Written problem:
Nothing should be left out: output all of the entries exactly.

Data section:
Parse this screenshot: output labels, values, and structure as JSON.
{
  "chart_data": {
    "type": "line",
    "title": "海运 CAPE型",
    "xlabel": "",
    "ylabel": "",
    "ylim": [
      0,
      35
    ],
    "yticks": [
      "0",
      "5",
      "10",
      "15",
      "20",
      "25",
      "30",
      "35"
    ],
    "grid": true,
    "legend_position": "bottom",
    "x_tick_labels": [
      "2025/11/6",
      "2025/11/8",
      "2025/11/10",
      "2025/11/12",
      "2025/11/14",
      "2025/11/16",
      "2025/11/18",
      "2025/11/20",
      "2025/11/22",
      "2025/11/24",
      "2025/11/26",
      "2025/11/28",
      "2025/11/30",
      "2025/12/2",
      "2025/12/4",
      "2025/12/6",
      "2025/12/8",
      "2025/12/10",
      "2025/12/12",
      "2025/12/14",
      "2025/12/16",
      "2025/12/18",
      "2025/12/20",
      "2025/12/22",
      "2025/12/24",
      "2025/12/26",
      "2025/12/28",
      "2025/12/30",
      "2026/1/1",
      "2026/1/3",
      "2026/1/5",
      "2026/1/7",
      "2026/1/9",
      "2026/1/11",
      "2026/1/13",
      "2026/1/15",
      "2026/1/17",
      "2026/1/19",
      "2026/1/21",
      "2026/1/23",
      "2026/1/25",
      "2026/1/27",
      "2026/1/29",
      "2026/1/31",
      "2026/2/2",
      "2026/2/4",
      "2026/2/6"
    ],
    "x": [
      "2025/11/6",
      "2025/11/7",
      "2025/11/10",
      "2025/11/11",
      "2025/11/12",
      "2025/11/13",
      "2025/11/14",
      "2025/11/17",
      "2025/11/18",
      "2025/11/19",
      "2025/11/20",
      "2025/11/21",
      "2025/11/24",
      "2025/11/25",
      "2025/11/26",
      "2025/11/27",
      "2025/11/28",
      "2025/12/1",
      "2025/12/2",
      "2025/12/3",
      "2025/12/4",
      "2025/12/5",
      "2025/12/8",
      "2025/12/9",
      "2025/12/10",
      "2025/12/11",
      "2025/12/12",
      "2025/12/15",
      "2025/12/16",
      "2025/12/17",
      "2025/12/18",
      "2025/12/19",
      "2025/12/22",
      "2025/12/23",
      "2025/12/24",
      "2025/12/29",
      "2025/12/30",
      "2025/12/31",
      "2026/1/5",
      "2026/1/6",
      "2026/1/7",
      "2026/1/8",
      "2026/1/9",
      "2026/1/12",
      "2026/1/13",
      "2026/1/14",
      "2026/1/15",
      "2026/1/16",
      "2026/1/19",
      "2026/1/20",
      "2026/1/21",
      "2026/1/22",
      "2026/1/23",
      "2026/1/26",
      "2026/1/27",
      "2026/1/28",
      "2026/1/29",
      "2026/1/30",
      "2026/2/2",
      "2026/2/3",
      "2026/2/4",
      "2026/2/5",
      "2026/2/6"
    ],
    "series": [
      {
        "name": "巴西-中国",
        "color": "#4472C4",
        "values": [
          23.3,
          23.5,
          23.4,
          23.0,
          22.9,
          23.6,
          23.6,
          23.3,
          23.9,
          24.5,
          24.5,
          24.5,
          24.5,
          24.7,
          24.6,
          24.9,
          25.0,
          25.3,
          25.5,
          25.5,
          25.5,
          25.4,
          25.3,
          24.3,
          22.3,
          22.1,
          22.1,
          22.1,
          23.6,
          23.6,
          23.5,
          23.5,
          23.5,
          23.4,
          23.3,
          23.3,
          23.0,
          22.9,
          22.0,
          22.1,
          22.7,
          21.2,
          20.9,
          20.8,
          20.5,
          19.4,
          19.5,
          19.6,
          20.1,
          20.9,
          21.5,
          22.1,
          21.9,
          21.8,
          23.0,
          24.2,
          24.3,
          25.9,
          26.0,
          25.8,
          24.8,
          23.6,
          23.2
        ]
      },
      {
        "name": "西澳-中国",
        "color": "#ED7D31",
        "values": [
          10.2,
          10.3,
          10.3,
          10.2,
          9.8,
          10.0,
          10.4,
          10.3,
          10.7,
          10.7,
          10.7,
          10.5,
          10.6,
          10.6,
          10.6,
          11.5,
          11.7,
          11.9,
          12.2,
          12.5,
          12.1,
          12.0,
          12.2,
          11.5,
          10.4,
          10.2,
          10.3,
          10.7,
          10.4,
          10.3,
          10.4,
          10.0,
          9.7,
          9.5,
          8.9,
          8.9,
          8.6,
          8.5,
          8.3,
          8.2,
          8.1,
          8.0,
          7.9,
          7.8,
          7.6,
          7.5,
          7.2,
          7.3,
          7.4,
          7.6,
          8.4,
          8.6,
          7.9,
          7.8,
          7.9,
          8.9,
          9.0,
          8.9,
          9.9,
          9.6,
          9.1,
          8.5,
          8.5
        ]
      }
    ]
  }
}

Finished exercise:
Parse this screenshot: output labels, values, and structure as JSON.
{
  "chart_data": {
    "type": "line",
    "title": "海运 CAPE型",
    "xlabel": "",
    "ylabel": "",
    "ylim": [
      0,
      35
    ],
    "yticks": [
      "0",
      "5",
      "10",
      "15",
      "20",
      "25",
      "30",
      "35"
    ],
    "grid": true,
    "legend_position": "bottom",
    "x_tick_labels": [
      "2025/11/6",
      "2025/11/8",
      "2025/11/10",
      "2025/11/12",
      "2025/11/14",
      "2025/11/16",
      "2025/11/18",
      "2025/11/20",
      "2025/11/22",
      "2025/11/24",
      "2025/11/26",
      "2025/11/28",
      "2025/11/30",
      "2025/12/2",
      "2025/12/4",
      "2025/12/6",
      "2025/12/8",
      "2025/12/10",
      "2025/12/12",
      "2025/12/14",
      "2025/12/16",
      "2025/12/18",
      "2025/12/20",
      "2025/12/22",
      "2025/12/24",
      "2025/12/26",
      "2025/12/28",
      "2025/12/30",
      "2026/1/1",
      "2026/1/3",
      "2026/1/5",
      "2026/1/7",
      "2026/1/9",
      "2026/1/11",
      "2026/1/13",
      "2026/1/15",
      "2026/1/17",
      "2026/1/19",
      "2026/1/21",
      "2026/1/23",
      "2026/1/25",
      "2026/1/27",
      "2026/1/29",
      "2026/1/31",
      "2026/2/2",
      "2026/2/4",
      "2026/2/6"
    ],
    "x": [
      "2025/11/6",
      "2025/11/7",
      "2025/11/10",
      "2025/11/11",
      "2025/11/12",
      "2025/11/13",
      "2025/11/14",
      "2025/11/17",
      "2025/11/18",
      "2025/11/19",
      "2025/11/20",
      "2025/11/21",
      "2025/11/24",
      "2025/11/25",
      "2025/11/26",
      "2025/11/27",
      "2025/11/28",
      "2025/12/1",
      "2025/12/2",
      "2025/12/3",
      "2025/12/4",
      "2025/12/5",
      "2025/12/8",
      "2025/12/9",
      "2025/12/10",
      "2025/12/11",
      "2025/12/12",
      "2025/12/15",
      "2025/12/16",
      "2025/12/17",
      "2025/12/18",
      "2025/12/19",
      "2025/12/22",
      "2025/12/23",
      "2025/12/24",
      "2025/12/29",
      "2025/12/30",
      "2025/12/31",
      "2026/1/5",
      "2026/1/6",
      "2026/1/7",
      "2026/1/8",
      "2026/1/9",
      "2026/1/12",
      "2026/1/13",
      "2026/1/14",
      "2026/1/15",
      "2026/1/16",
      "2026/1/19",
      "2026/1/20",
      "2026/1/21",
      "2026/1/22",
      "2026/1/23",
      "2026/1/26",
      "2026/1/27",
      "2026/1/28",
      "2026/1/29",
      "2026/1/30",
      "2026/2/2",
      "2026/2/3",
      "2026/2/4",
      "2026/2/5",
      "2026/2/6"
    ],
    "series": [
      {
        "name": "巴西-中国",
        "color": "#4472C4",
        "values": [
          23.3,
          23.5,
          23.4,
          23.0,
          22.9,
          23.6,
          23.6,
          23.3,
          23.9,
          24.5,
          24.5,
          24.5,
          24.5,
          24.7,
          24.6,
          24.9,
          25.0,
          25.3,
          25.5,
          25.5,
          25.5,
          25.4,
          25.3,
          24.3,
          22.3,
          22.1,
          22.1,
          22.1,
          23.6,
          23.6,
          23.5,
          23.5,
          23.5,
          23.4,
          23.3,
          23.3,
          23.0,
          22.9,
          22.0,
          22.1,
          22.7,
          21.2,
          20.9,
          20.8,
          20.5,
          19.4,
          19.5,
          19.6,
          20.1,
          20.9,
          21.5,
          22.1,
          21.9,
          21.8,
          23.0,
          24.2,
          24.3,
          25.9,
          26.0,
          25.8,
          24.8,
          23.6,
          23.2
        ]
      },
      {
        "name": "西澳-中国",
        "color": "#ED7D31",
        "values": [
          10.2,
          10.3,
          10.3,
          10.2,
          9.8,
          10.0,
          10.4,
          10.3,
          10.7,
          10.7,
          10.7,
          10.5,
          10.6,
          10.6,
          10.6,
          11.5,
          11.7,
          11.9,
          12.2,
          12.5,
          12.1,
          12.0,
          12.2,
          11.5,
          10.4,
          10.2,
          10.3,
          10.7,
          10.4,
          10.3,
          10.4,
          10.0,
          9.7,
          9.5,
          8.9,
          8.9,
          8.6,
          8.5,
          8.3,
          8.2,
          8.1,
          8.0,
          7.9,
          7.8,
          7.6,
          7.5,
          7.2,
          7.3,
          7.4,
          7.6,
          8.4,
          8.6,
          7.9,
          7.8,
          7.9,
          8.9,
          9.0,
          8.9,
          9.9,
          9.6,
          9.1,
          8.5,
          8.5
        ]
      }
    ]
  }
}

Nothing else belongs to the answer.